**Problem to solve:** Keep the wording of each record exactly the same when you repeat it, and leave out pictures.

** start of Records for this task **

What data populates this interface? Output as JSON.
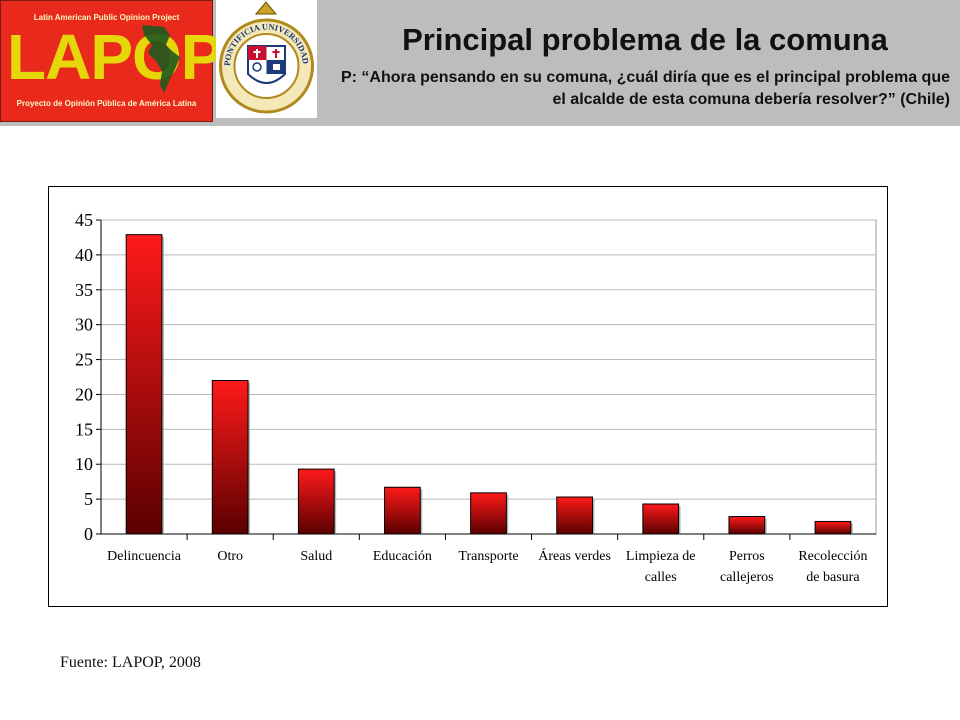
{
  "header": {
    "logo": {
      "top_text": "Latin American Public Opinion Project",
      "word": "LAPOP",
      "bottom_text": "Proyecto de Opinión Pública de América Latina"
    },
    "seal": {
      "text": "PONTIFICIA UNIVERSIDAD CATÓLICA DE CHILE"
    },
    "title": "Principal problema de la comuna",
    "subtitle": "P: “Ahora pensando en su comuna, ¿cuál diría que es el principal problema que el alcalde de esta comuna debería resolver?” (Chile)"
  },
  "colors": {
    "header_bg": "#bdbdbd",
    "logo_bg": "#e8291c",
    "logo_word": "#e6d70a",
    "bar_top": "#ff1a1a",
    "bar_bottom": "#5a0000"
  },
  "chart_data": {
    "type": "bar",
    "categories": [
      "Delincuencia",
      "Otro",
      "Salud",
      "Educación",
      "Transporte",
      "Áreas verdes",
      "Limpieza de calles",
      "Perros callejeros",
      "Recolección de basura"
    ],
    "category_lines": [
      [
        "Delincuencia"
      ],
      [
        "Otro"
      ],
      [
        "Salud"
      ],
      [
        "Educación"
      ],
      [
        "Transporte"
      ],
      [
        "Áreas verdes"
      ],
      [
        "Limpieza de",
        "calles"
      ],
      [
        "Perros",
        "callejeros"
      ],
      [
        "Recolección",
        "de basura"
      ]
    ],
    "values": [
      42.9,
      22.0,
      9.3,
      6.7,
      5.9,
      5.3,
      4.3,
      2.5,
      1.8
    ],
    "ylim": [
      0,
      45
    ],
    "yticks": [
      0,
      5,
      10,
      15,
      20,
      25,
      30,
      35,
      40,
      45
    ],
    "grid": true,
    "legend": "none",
    "title": "",
    "xlabel": "",
    "ylabel": ""
  },
  "footer": {
    "source": "Fuente: LAPOP, 2008"
  }
}
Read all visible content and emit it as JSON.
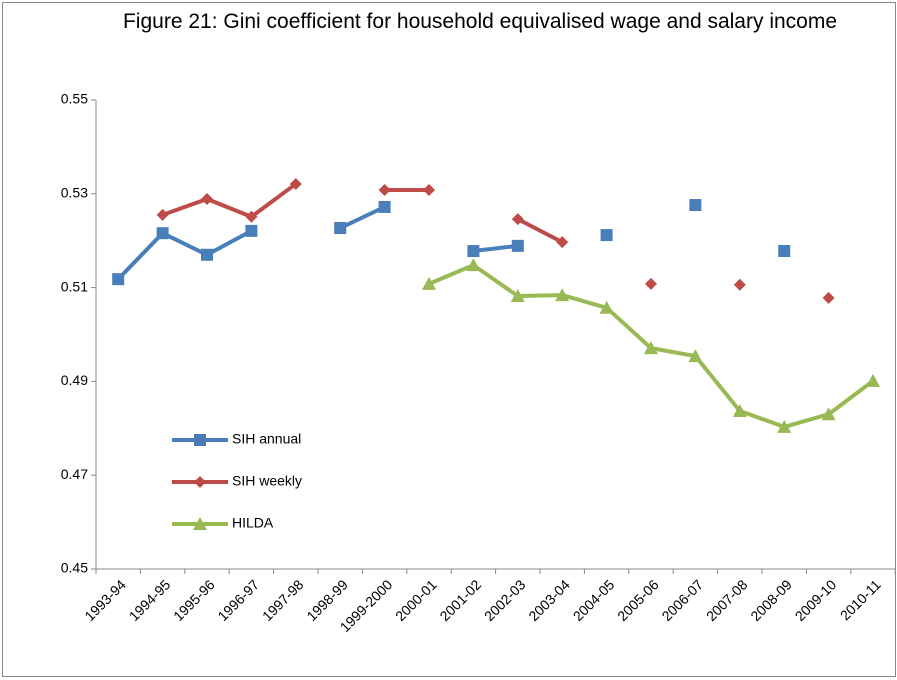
{
  "chart_data": {
    "type": "line",
    "title": "Figure 21: Gini coefficient for household equivalised wage and salary income",
    "categories": [
      "1993-94",
      "1994-95",
      "1995-96",
      "1996-97",
      "1997-98",
      "1998-99",
      "1999-2000",
      "2000-01",
      "2001-02",
      "2002-03",
      "2003-04",
      "2004-05",
      "2005-06",
      "2006-07",
      "2007-08",
      "2008-09",
      "2009-10",
      "2010-11"
    ],
    "series": [
      {
        "name": "SIH annual",
        "color": "#4a7ebb",
        "marker": "square",
        "values": [
          0.5118,
          0.5216,
          0.517,
          0.5221,
          null,
          0.5227,
          0.5272,
          null,
          0.5178,
          0.5189,
          null,
          0.5212,
          null,
          0.5276,
          null,
          0.5178,
          null,
          null
        ]
      },
      {
        "name": "SIH weekly",
        "color": "#be4b48",
        "marker": "diamond",
        "values": [
          null,
          0.5255,
          0.5289,
          0.5251,
          0.5321,
          null,
          0.5308,
          0.5308,
          null,
          0.5246,
          0.5197,
          null,
          0.5108,
          null,
          0.5106,
          null,
          0.5078,
          null
        ]
      },
      {
        "name": "HILDA",
        "color": "#98b954",
        "marker": "triangle",
        "values": [
          null,
          null,
          null,
          null,
          null,
          null,
          null,
          0.5108,
          0.5148,
          0.5082,
          0.5084,
          0.5057,
          0.4971,
          0.4954,
          0.4837,
          0.4803,
          0.483,
          0.4901
        ]
      }
    ],
    "ylim": [
      0.45,
      0.55
    ],
    "yticks": [
      0.45,
      0.47,
      0.49,
      0.51,
      0.53,
      0.55
    ],
    "grid": false
  }
}
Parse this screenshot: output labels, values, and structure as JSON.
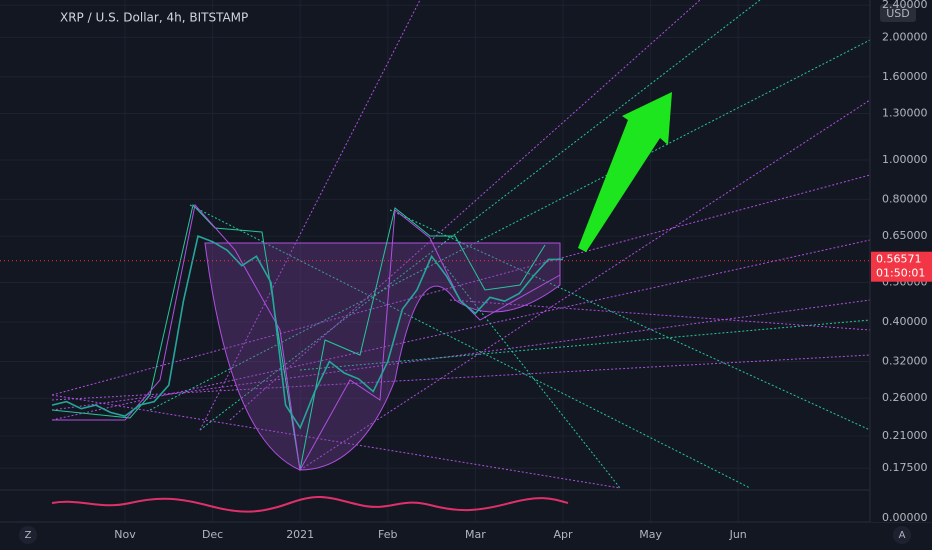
{
  "chart_data": {
    "type": "line",
    "title": "XRP / U.S. Dollar, 4h, BITSTAMP",
    "currency": "USD",
    "log_scale": true,
    "grid": true,
    "color": "#26a69a",
    "categories": [
      null,
      null,
      null,
      null,
      null,
      "Nov",
      null,
      null,
      null,
      null,
      null,
      "Dec",
      null,
      null,
      null,
      null,
      null,
      "2021",
      null,
      null,
      null,
      null,
      null,
      "Feb",
      null,
      null,
      null,
      null,
      null,
      "Mar",
      null,
      null,
      null,
      null,
      null,
      "Apr",
      null,
      null,
      null,
      null,
      null,
      "May",
      null,
      null,
      null,
      null,
      null,
      "Jun",
      null,
      null,
      null,
      null,
      null,
      null,
      null,
      null
    ],
    "values": [
      0.25,
      0.255,
      0.245,
      0.25,
      0.24,
      0.235,
      0.25,
      0.255,
      0.28,
      0.45,
      0.65,
      0.63,
      0.6,
      0.55,
      0.58,
      0.5,
      0.25,
      0.22,
      0.27,
      0.32,
      0.3,
      0.29,
      0.27,
      0.32,
      0.43,
      0.48,
      0.58,
      0.52,
      0.45,
      0.42,
      0.46,
      0.45,
      0.47,
      0.52,
      0.57,
      0.57,
      null,
      null,
      null,
      null,
      null,
      null,
      null,
      null,
      null,
      null,
      null,
      null,
      null,
      null,
      null,
      null,
      null,
      null,
      null,
      null
    ],
    "ylim": [
      0.1565,
      2.47
    ],
    "yticks": [
      {
        "value": 0.175,
        "label": "0.17500"
      },
      {
        "value": 0.21,
        "label": "0.21000"
      },
      {
        "value": 0.26,
        "label": "0.26000"
      },
      {
        "value": 0.32,
        "label": "0.32000"
      },
      {
        "value": 0.4,
        "label": "0.40000"
      },
      {
        "value": 0.5,
        "label": "0.50000"
      },
      {
        "value": 0.65,
        "label": "0.65000"
      },
      {
        "value": 0.8,
        "label": "0.80000"
      },
      {
        "value": 1.0,
        "label": "1.00000"
      },
      {
        "value": 1.3,
        "label": "1.30000"
      },
      {
        "value": 1.6,
        "label": "1.60000"
      },
      {
        "value": 2.0,
        "label": "2.00000"
      },
      {
        "value": 2.4,
        "label": "2.40000"
      }
    ],
    "last_price": {
      "value": 0.56571,
      "label": "0.56571",
      "countdown": "01:50:01",
      "color": "#f23645"
    },
    "indicator_axis_label": "0.00000",
    "buttons": {
      "left": "Z",
      "right": "A"
    }
  }
}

** end of Records for this task **

**Written answer:**
What data populates this interface? Output as JSON.
{
  "header": {
    "logo": {
      "top_text": "Latin American Public Opinion Project",
      "word": "LAPOP",
      "bottom_text": "Proyecto de Opinión Pública de América Latina"
    },
    "seal": {
      "text": "PONTIFICIA UNIVERSIDAD CATÓLICA DE CHILE"
    },
    "title": "Principal problema de la comuna",
    "subtitle": "P: “Ahora pensando en su comuna, ¿cuál diría que es el principal problema que el alcalde de esta comuna debería resolver?” (Chile)"
  },
  "colors": {
    "header_bg": "#bdbdbd",
    "logo_bg": "#e8291c",
    "logo_word": "#e6d70a",
    "bar_top": "#ff1a1a",
    "bar_bottom": "#5a0000"
  },
  "chart_data": {
    "type": "bar",
    "categories": [
      "Delincuencia",
      "Otro",
      "Salud",
      "Educación",
      "Transporte",
      "Áreas verdes",
      "Limpieza de calles",
      "Perros callejeros",
      "Recolección de basura"
    ],
    "category_lines": [
      [
        "Delincuencia"
      ],
      [
        "Otro"
      ],
      [
        "Salud"
      ],
      [
        "Educación"
      ],
      [
        "Transporte"
      ],
      [
        "Áreas verdes"
      ],
      [
        "Limpieza de",
        "calles"
      ],
      [
        "Perros",
        "callejeros"
      ],
      [
        "Recolección",
        "de basura"
      ]
    ],
    "values": [
      42.9,
      22.0,
      9.3,
      6.7,
      5.9,
      5.3,
      4.3,
      2.5,
      1.8
    ],
    "ylim": [
      0,
      45
    ],
    "yticks": [
      0,
      5,
      10,
      15,
      20,
      25,
      30,
      35,
      40,
      45
    ],
    "grid": true,
    "legend": "none",
    "title": "",
    "xlabel": "",
    "ylabel": ""
  },
  "footer": {
    "source": "Fuente: LAPOP, 2008"
  }
}
Read all visible content and emit it as JSON.
{
  "chart_data": {
    "type": "line",
    "title": "Figure 21: Gini coefficient for household equivalised wage and salary income",
    "categories": [
      "1993-94",
      "1994-95",
      "1995-96",
      "1996-97",
      "1997-98",
      "1998-99",
      "1999-2000",
      "2000-01",
      "2001-02",
      "2002-03",
      "2003-04",
      "2004-05",
      "2005-06",
      "2006-07",
      "2007-08",
      "2008-09",
      "2009-10",
      "2010-11"
    ],
    "series": [
      {
        "name": "SIH annual",
        "color": "#4a7ebb",
        "marker": "square",
        "values": [
          0.5118,
          0.5216,
          0.517,
          0.5221,
          null,
          0.5227,
          0.5272,
          null,
          0.5178,
          0.5189,
          null,
          0.5212,
          null,
          0.5276,
          null,
          0.5178,
          null,
          null
        ]
      },
      {
        "name": "SIH weekly",
        "color": "#be4b48",
        "marker": "diamond",
        "values": [
          null,
          0.5255,
          0.5289,
          0.5251,
          0.5321,
          null,
          0.5308,
          0.5308,
          null,
          0.5246,
          0.5197,
          null,
          0.5108,
          null,
          0.5106,
          null,
          0.5078,
          null
        ]
      },
      {
        "name": "HILDA",
        "color": "#98b954",
        "marker": "triangle",
        "values": [
          null,
          null,
          null,
          null,
          null,
          null,
          null,
          0.5108,
          0.5148,
          0.5082,
          0.5084,
          0.5057,
          0.4971,
          0.4954,
          0.4837,
          0.4803,
          0.483,
          0.4901
        ]
      }
    ],
    "ylim": [
      0.45,
      0.55
    ],
    "yticks": [
      0.45,
      0.47,
      0.49,
      0.51,
      0.53,
      0.55
    ],
    "grid": false
  }
}
Parse this screenshot: output labels, values, and structure as JSON.
{
  "chart_data": {
    "type": "line",
    "title": "XRP / U.S. Dollar, 4h, BITSTAMP",
    "currency": "USD",
    "log_scale": true,
    "grid": true,
    "color": "#26a69a",
    "categories": [
      null,
      null,
      null,
      null,
      null,
      "Nov",
      null,
      null,
      null,
      null,
      null,
      "Dec",
      null,
      null,
      null,
      null,
      null,
      "2021",
      null,
      null,
      null,
      null,
      null,
      "Feb",
      null,
      null,
      null,
      null,
      null,
      "Mar",
      null,
      null,
      null,
      null,
      null,
      "Apr",
      null,
      null,
      null,
      null,
      null,
      "May",
      null,
      null,
      null,
      null,
      null,
      "Jun",
      null,
      null,
      null,
      null,
      null,
      null,
      null,
      null
    ],
    "values": [
      0.25,
      0.255,
      0.245,
      0.25,
      0.24,
      0.235,
      0.25,
      0.255,
      0.28,
      0.45,
      0.65,
      0.63,
      0.6,
      0.55,
      0.58,
      0.5,
      0.25,
      0.22,
      0.27,
      0.32,
      0.3,
      0.29,
      0.27,
      0.32,
      0.43,
      0.48,
      0.58,
      0.52,
      0.45,
      0.42,
      0.46,
      0.45,
      0.47,
      0.52,
      0.57,
      0.57,
      null,
      null,
      null,
      null,
      null,
      null,
      null,
      null,
      null,
      null,
      null,
      null,
      null,
      null,
      null,
      null,
      null,
      null,
      null,
      null
    ],
    "ylim": [
      0.1565,
      2.47
    ],
    "yticks": [
      {
        "value": 0.175,
        "label": "0.17500"
      },
      {
        "value": 0.21,
        "label": "0.21000"
      },
      {
        "value": 0.26,
        "label": "0.26000"
      },
      {
        "value": 0.32,
        "label": "0.32000"
      },
      {
        "value": 0.4,
        "label": "0.40000"
      },
      {
        "value": 0.5,
        "label": "0.50000"
      },
      {
        "value": 0.65,
        "label": "0.65000"
      },
      {
        "value": 0.8,
        "label": "0.80000"
      },
      {
        "value": 1.0,
        "label": "1.00000"
      },
      {
        "value": 1.3,
        "label": "1.30000"
      },
      {
        "value": 1.6,
        "label": "1.60000"
      },
      {
        "value": 2.0,
        "label": "2.00000"
      },
      {
        "value": 2.4,
        "label": "2.40000"
      }
    ],
    "last_price": {
      "value": 0.56571,
      "label": "0.56571",
      "countdown": "01:50:01",
      "color": "#f23645"
    },
    "indicator_axis_label": "0.00000",
    "buttons": {
      "left": "Z",
      "right": "A"
    }
  }
}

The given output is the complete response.